The request:
Provide only the number of lines in the records below that include "cherry".

━━━━━ Dataset content ━━━━━

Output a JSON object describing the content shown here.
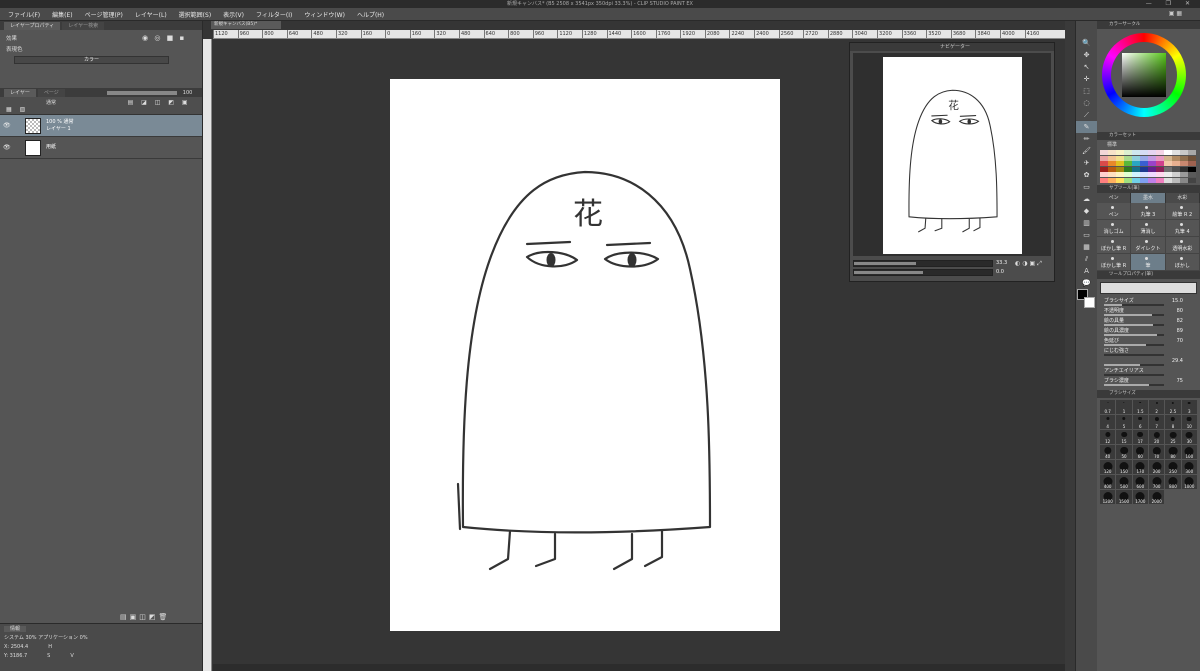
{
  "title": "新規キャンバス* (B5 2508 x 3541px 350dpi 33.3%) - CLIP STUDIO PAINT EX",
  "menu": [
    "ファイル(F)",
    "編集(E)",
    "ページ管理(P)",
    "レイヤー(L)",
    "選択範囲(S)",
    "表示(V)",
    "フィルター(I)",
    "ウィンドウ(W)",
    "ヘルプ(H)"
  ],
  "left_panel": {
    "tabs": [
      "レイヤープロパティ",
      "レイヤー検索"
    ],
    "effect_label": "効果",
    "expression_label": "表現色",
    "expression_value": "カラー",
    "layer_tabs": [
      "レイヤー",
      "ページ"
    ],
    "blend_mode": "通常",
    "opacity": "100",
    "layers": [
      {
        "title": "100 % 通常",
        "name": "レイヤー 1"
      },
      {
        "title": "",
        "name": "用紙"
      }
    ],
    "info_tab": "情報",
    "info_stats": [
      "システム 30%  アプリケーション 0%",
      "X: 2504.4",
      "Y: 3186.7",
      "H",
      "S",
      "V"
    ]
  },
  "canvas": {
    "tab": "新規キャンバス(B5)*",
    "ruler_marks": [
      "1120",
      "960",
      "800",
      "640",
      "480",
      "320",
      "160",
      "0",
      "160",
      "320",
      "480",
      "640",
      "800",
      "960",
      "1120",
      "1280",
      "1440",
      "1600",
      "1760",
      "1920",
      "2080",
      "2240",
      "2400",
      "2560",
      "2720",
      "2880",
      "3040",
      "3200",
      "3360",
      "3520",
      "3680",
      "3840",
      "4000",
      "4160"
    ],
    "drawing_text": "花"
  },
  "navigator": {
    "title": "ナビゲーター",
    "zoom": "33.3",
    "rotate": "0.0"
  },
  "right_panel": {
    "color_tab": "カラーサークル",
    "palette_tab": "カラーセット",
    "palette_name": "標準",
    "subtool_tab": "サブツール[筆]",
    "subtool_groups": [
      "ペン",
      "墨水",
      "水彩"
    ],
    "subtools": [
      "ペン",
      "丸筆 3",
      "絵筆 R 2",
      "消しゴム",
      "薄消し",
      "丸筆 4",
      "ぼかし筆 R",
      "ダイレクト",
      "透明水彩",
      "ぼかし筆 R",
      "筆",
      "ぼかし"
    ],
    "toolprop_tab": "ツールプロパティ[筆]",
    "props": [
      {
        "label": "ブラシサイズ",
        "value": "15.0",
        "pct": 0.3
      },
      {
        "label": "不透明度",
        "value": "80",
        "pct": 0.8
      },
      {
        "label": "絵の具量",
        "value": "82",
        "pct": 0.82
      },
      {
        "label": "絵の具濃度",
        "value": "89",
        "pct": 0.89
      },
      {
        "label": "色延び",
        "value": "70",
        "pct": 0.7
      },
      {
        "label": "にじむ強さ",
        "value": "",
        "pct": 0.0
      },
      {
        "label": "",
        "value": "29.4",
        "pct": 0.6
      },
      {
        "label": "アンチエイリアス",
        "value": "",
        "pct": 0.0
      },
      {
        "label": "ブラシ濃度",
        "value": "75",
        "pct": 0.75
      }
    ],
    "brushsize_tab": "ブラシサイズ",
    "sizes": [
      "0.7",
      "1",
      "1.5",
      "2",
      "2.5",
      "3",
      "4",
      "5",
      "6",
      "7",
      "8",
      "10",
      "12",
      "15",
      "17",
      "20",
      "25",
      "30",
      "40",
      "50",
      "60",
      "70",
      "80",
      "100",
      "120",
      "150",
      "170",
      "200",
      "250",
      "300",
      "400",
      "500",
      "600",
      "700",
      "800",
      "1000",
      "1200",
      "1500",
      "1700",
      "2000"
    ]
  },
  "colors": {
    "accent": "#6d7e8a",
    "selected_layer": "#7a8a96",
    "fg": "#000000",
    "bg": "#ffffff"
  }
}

━━━━━
━━━━━ Dataset content ━━━━━

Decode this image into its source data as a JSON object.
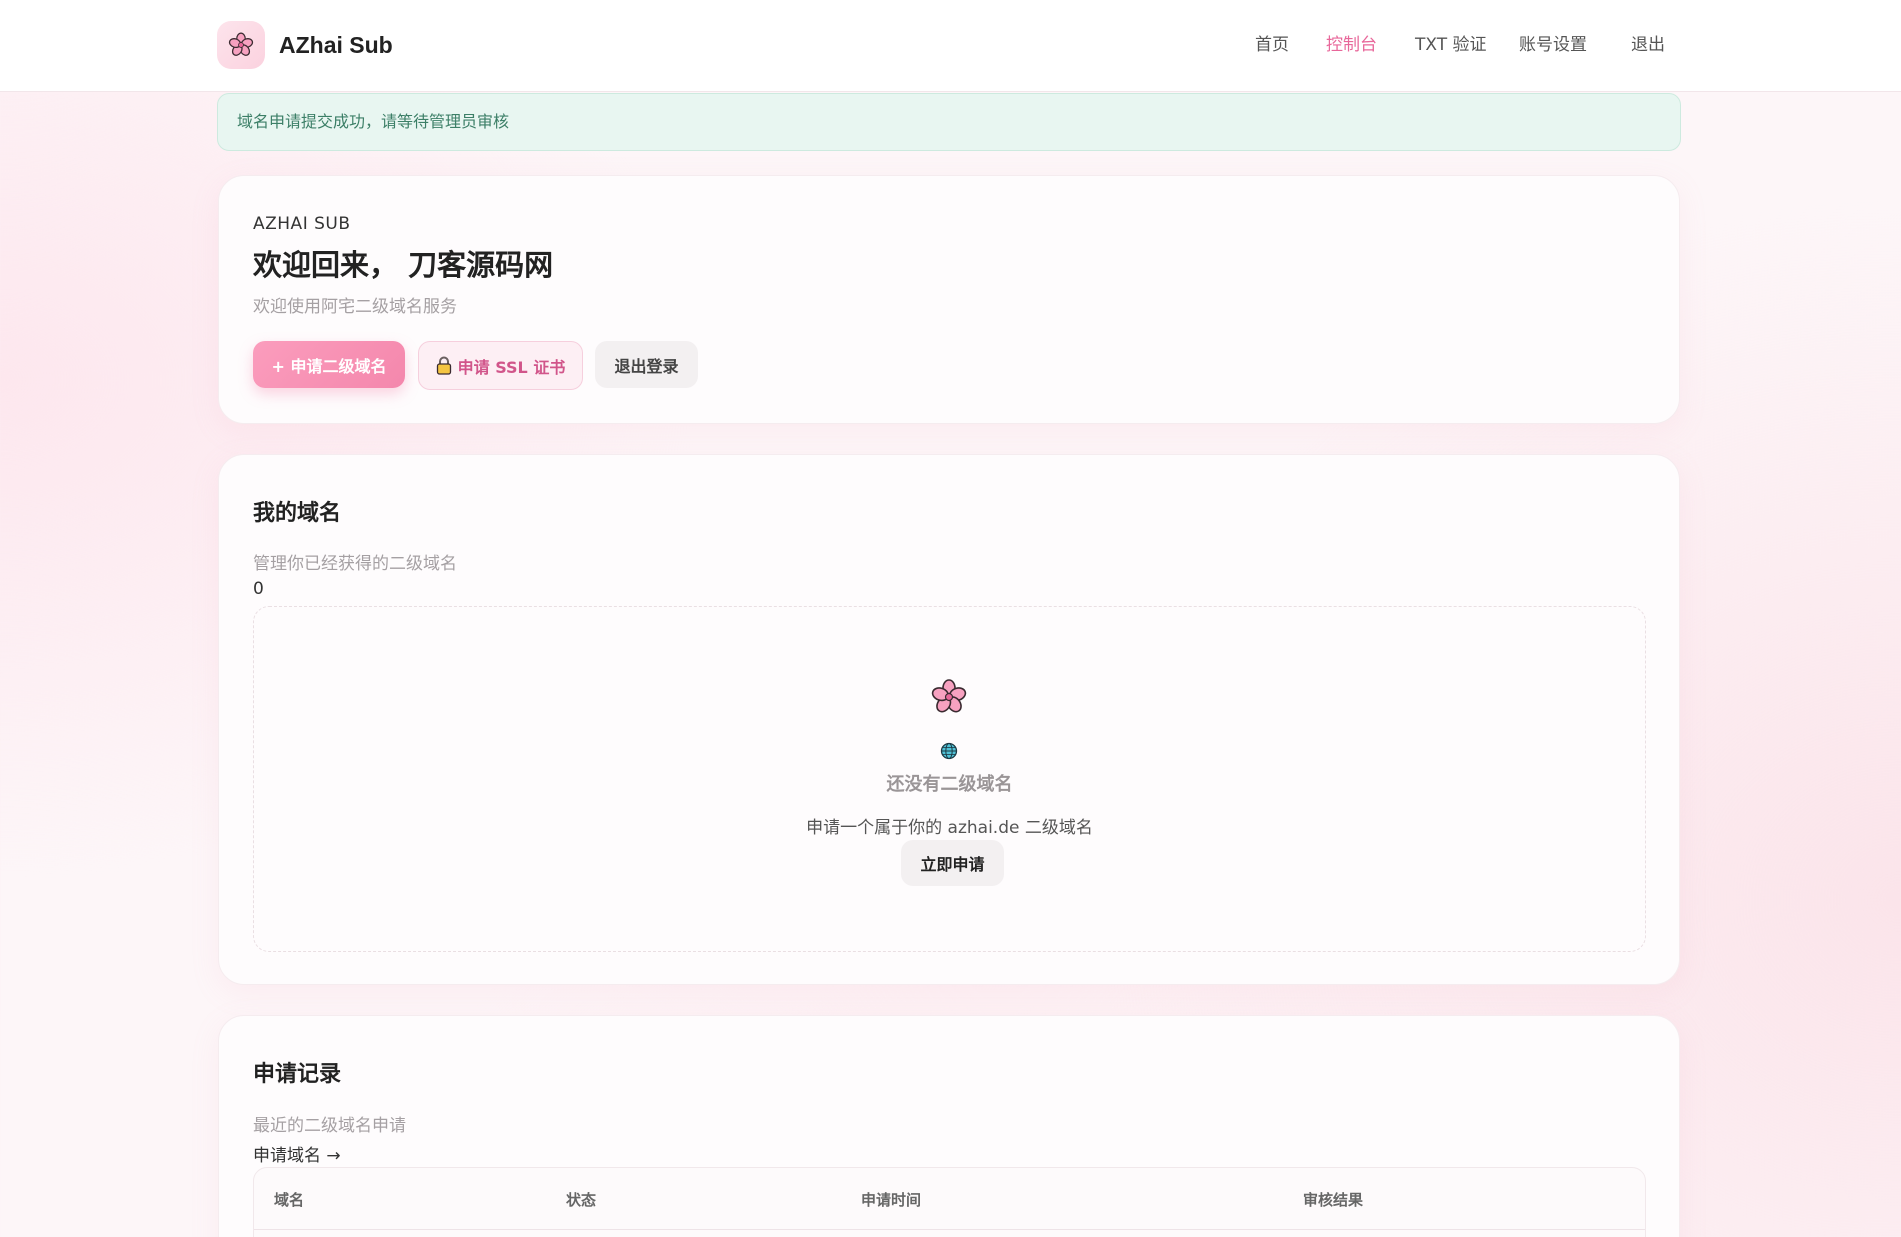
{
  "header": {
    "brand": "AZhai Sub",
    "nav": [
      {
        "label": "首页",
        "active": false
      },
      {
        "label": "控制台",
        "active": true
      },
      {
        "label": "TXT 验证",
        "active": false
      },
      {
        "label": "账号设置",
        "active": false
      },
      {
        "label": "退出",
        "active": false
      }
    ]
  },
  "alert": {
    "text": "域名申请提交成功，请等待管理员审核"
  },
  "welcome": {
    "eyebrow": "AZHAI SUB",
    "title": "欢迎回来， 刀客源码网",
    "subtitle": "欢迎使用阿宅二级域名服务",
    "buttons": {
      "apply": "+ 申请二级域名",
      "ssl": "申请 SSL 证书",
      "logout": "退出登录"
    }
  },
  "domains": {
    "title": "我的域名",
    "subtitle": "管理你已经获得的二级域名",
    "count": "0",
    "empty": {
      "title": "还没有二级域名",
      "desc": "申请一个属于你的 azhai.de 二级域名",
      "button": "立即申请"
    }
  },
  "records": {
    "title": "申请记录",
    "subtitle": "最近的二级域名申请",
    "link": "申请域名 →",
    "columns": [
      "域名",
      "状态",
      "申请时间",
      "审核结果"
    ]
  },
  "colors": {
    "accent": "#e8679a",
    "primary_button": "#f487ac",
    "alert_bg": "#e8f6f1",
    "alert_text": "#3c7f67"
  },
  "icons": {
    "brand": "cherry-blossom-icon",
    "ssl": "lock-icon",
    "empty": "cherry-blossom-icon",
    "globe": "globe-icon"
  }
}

━━━━━

Written solution:
2